[Begin]

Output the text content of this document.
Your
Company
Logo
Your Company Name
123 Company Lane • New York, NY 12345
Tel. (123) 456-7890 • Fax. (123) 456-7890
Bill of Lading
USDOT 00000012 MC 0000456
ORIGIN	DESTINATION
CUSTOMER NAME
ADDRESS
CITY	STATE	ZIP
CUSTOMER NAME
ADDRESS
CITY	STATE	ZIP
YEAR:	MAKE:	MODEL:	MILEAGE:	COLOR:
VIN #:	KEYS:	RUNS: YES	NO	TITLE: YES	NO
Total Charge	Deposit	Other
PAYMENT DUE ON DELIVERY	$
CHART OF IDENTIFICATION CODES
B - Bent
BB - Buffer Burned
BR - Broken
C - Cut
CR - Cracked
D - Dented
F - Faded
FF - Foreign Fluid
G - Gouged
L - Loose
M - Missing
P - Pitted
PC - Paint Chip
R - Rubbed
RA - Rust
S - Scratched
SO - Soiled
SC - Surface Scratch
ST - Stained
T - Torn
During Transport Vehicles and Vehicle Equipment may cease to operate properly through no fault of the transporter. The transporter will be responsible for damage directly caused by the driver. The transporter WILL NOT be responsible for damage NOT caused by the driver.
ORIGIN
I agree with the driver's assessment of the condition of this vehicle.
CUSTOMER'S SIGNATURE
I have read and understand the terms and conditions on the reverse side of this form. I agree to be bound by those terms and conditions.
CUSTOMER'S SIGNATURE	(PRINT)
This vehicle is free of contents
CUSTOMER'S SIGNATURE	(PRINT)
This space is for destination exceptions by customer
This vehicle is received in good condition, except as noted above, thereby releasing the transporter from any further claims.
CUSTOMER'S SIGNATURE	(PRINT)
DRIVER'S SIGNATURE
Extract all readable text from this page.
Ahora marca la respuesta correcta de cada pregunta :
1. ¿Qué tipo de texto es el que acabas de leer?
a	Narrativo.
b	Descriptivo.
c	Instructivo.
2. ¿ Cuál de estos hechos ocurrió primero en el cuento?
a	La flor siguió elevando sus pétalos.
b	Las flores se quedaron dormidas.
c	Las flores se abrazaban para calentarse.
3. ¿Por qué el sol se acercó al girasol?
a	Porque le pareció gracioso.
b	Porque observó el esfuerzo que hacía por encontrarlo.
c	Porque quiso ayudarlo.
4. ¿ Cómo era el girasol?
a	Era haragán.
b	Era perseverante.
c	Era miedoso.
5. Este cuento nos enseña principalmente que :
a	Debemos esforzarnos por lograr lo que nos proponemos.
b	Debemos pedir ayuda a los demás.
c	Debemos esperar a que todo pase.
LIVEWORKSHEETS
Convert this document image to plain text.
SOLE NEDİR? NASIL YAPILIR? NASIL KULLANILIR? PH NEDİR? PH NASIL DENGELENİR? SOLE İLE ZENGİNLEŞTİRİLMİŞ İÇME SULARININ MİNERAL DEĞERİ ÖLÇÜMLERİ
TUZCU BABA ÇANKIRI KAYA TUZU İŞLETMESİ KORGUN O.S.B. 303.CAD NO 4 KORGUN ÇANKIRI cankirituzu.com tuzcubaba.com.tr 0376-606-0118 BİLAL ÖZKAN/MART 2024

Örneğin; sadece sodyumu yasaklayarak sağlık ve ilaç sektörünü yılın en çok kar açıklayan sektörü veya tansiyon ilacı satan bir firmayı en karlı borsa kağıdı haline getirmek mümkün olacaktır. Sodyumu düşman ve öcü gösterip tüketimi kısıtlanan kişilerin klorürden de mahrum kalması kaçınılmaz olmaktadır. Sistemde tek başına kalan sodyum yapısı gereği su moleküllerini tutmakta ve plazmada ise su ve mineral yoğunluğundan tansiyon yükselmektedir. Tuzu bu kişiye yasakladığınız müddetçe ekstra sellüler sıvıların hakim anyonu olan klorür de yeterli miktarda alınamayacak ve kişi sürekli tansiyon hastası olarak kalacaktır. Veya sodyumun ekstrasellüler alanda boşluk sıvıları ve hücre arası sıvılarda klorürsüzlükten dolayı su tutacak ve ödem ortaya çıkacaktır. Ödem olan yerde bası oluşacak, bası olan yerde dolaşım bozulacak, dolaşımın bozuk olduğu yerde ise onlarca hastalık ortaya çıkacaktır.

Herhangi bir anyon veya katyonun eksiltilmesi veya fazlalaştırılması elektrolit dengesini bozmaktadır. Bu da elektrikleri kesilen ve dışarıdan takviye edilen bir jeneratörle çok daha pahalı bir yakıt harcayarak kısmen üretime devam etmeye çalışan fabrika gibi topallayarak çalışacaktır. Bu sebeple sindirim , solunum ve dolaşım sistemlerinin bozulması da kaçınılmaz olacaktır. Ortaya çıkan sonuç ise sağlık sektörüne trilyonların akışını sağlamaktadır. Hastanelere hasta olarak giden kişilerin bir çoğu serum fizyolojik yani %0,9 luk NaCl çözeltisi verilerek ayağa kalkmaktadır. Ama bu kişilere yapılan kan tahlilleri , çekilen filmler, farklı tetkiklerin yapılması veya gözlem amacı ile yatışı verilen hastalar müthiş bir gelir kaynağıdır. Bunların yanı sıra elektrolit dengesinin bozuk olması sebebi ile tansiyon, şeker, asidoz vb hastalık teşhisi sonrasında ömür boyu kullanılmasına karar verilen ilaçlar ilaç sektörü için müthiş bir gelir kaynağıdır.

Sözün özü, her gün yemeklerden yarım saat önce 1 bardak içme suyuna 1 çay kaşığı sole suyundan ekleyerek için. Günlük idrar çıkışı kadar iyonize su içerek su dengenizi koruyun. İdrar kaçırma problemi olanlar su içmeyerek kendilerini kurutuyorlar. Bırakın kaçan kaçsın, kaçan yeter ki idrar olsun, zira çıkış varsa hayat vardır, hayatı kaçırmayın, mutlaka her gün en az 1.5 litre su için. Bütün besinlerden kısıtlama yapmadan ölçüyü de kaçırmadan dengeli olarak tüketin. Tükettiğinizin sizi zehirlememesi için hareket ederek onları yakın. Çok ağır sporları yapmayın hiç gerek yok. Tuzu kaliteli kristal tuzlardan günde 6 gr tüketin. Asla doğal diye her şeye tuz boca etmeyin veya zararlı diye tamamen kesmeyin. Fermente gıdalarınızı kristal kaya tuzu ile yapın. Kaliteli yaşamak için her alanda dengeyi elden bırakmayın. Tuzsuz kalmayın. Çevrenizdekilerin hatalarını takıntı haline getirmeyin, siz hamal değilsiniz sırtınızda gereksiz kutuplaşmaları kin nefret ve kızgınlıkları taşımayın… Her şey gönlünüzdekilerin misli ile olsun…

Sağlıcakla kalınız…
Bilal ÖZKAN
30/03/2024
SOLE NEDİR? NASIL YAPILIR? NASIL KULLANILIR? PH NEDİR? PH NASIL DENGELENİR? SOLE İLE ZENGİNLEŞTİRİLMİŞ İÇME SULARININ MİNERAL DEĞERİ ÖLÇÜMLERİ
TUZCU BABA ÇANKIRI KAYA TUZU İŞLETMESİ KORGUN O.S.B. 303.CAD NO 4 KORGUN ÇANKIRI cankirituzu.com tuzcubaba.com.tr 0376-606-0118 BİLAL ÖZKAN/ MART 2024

[End]

= What is required =
Gather and copy every line of the data in which the string "MART" is found.

= Exercise response =
TUZCU BABA ÇANKIRI KAYA TUZU İŞLETMESİ KORGUN O.S.B. 303.CAD NO 4 KORGUN ÇANKIRI cankirituzu.com tuzcubaba.com.tr 0376-606-0118 BİLAL ÖZKAN/MART 2024
TUZCU BABA ÇANKIRI KAYA TUZU İŞLETMESİ KORGUN O.S.B. 303.CAD NO 4 KORGUN ÇANKIRI cankirituzu.com tuzcubaba.com.tr 0376-606-0118 BİLAL ÖZKAN/ MART 2024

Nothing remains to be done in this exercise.